TO BE DONE - Locate the lines that hold the string "lower". Copy every such line.

=== SUPPLIED DATA ===

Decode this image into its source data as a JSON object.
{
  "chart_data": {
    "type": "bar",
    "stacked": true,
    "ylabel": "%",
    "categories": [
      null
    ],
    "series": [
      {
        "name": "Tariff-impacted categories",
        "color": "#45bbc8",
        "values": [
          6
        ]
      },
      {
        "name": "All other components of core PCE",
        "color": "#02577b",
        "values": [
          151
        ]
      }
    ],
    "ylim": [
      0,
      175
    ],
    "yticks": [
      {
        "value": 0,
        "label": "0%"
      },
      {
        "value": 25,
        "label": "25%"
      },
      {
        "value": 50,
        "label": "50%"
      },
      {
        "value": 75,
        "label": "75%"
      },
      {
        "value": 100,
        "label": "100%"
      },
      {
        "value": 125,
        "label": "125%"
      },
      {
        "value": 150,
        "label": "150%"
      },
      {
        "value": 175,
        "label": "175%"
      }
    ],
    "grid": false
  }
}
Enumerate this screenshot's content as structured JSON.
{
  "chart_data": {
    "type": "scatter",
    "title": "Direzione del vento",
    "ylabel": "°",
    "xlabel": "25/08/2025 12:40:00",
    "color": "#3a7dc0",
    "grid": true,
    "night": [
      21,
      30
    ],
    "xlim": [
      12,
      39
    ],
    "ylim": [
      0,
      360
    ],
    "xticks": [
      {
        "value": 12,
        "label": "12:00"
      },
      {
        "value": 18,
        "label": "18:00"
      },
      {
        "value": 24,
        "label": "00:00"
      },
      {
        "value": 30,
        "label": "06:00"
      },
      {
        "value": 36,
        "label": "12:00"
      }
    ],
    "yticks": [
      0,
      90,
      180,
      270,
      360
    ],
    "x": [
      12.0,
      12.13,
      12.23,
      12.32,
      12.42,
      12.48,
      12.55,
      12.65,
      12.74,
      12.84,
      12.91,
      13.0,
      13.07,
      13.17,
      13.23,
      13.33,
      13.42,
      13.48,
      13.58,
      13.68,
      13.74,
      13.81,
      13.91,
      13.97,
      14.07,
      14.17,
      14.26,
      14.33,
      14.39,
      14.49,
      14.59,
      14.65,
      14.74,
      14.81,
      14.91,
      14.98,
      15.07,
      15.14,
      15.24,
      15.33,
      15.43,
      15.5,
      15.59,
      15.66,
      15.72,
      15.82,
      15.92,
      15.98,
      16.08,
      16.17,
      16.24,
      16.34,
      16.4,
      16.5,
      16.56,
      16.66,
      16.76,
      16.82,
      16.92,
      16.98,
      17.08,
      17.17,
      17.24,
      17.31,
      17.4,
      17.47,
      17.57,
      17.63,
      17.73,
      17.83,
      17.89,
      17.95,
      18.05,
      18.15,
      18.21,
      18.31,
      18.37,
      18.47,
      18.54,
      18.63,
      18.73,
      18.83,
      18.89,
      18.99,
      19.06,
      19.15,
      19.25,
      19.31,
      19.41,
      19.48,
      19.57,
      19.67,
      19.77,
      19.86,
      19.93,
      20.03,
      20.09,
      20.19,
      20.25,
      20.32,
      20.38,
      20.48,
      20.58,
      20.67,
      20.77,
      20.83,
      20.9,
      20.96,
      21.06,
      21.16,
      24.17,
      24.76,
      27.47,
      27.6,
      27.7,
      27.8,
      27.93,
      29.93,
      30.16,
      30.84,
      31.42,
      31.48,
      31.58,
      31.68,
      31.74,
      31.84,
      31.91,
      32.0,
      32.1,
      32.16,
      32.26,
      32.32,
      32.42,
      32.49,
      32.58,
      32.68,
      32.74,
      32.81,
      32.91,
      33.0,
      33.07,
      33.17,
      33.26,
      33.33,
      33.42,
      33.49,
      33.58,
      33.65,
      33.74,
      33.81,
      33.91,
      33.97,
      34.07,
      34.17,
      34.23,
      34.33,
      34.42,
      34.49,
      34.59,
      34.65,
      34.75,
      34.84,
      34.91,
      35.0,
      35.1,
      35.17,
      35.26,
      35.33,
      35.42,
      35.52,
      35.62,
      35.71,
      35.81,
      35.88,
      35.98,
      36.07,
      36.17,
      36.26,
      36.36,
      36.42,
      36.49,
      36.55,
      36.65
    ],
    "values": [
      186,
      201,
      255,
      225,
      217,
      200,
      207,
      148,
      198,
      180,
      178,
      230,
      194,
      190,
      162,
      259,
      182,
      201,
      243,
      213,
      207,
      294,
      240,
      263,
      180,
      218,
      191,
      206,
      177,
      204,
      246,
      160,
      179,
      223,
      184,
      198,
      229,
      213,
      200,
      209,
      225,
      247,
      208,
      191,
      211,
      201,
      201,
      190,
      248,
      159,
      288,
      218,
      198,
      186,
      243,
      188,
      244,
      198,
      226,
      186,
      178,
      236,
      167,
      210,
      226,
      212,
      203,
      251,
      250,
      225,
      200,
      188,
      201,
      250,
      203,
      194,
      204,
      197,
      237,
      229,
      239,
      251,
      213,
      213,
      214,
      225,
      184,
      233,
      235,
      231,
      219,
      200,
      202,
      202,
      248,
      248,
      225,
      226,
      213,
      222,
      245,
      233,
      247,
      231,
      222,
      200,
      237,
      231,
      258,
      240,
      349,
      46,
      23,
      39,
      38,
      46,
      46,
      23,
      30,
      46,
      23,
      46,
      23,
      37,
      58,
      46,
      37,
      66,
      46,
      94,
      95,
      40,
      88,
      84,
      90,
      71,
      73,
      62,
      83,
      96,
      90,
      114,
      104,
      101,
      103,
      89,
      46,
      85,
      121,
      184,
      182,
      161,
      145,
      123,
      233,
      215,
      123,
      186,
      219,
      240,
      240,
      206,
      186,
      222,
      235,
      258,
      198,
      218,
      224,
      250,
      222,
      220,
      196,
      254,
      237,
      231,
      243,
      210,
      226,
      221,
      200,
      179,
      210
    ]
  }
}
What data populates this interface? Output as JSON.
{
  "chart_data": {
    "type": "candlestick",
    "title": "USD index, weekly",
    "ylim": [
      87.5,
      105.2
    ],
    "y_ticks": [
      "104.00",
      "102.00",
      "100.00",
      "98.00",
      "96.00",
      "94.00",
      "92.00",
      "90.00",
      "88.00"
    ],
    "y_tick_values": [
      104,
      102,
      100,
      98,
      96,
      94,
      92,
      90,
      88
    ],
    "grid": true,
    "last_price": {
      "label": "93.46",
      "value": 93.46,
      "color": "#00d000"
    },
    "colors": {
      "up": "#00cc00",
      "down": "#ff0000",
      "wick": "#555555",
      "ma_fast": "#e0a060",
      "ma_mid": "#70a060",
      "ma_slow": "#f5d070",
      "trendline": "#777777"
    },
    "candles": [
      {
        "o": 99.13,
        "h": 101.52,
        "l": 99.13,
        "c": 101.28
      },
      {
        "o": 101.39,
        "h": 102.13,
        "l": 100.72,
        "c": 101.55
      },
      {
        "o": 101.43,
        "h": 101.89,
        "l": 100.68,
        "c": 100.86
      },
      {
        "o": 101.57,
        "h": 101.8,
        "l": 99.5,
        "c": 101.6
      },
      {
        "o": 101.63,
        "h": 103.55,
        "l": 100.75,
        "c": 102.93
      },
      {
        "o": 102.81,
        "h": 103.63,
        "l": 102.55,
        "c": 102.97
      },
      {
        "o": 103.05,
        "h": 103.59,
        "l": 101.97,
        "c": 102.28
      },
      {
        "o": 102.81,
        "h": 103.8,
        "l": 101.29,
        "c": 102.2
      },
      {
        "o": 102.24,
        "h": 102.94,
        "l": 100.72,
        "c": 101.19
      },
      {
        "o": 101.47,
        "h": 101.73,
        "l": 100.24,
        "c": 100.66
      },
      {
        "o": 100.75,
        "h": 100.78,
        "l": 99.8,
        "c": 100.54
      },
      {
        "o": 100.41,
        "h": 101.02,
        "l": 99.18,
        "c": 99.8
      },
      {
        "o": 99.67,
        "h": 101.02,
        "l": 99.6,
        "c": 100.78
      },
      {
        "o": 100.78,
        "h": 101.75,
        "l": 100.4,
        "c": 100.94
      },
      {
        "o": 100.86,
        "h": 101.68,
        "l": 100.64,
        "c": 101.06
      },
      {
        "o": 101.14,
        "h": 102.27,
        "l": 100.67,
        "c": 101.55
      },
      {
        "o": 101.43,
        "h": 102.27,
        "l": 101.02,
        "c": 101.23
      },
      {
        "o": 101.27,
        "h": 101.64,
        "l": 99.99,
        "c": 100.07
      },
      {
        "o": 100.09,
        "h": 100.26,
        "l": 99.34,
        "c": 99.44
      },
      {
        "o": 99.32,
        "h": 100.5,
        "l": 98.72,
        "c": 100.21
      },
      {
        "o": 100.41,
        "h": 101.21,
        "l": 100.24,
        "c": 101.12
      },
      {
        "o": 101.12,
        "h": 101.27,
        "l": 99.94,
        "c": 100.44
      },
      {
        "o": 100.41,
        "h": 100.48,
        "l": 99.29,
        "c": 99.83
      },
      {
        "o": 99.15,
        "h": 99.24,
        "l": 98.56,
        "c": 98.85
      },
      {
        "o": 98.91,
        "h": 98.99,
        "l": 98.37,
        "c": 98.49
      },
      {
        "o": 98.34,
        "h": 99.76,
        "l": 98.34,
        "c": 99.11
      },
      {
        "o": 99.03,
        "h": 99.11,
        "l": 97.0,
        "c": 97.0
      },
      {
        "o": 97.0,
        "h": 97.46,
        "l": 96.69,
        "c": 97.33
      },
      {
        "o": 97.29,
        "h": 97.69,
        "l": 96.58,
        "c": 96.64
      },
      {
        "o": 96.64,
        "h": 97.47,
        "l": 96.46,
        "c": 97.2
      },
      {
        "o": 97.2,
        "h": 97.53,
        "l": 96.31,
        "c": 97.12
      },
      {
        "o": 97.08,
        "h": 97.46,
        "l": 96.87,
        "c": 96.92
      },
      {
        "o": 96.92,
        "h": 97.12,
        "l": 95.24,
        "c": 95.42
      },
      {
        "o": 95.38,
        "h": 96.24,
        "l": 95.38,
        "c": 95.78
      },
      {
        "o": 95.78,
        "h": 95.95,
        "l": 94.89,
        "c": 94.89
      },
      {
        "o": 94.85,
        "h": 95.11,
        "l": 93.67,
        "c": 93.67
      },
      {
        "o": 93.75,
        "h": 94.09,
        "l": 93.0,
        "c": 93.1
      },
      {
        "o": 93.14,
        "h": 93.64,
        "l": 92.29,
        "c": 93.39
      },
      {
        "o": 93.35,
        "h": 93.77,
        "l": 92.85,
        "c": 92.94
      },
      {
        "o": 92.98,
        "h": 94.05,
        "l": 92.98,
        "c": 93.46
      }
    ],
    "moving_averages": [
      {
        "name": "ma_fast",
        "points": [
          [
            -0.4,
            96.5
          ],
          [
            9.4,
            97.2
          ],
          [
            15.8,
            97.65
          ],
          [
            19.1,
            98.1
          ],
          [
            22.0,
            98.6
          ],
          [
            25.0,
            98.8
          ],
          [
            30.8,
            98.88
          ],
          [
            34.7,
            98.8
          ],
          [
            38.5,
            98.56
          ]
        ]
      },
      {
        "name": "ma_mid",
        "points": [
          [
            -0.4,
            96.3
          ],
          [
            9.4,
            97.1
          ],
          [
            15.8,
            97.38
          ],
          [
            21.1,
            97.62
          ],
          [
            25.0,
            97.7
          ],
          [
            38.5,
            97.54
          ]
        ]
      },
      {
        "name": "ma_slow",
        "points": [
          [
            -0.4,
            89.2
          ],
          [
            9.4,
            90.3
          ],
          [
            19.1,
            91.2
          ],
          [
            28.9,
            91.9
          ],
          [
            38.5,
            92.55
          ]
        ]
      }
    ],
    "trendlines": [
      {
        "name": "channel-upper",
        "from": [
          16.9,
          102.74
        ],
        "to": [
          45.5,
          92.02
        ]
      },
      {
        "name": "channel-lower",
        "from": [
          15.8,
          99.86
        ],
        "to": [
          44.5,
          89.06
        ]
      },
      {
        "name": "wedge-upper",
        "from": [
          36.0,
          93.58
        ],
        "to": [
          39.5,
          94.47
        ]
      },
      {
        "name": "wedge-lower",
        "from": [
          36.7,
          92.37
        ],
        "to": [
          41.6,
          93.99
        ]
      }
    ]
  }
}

===

ANSWER FOR THE TASK -
        "name": "channel-lower",
        "name": "wedge-lower",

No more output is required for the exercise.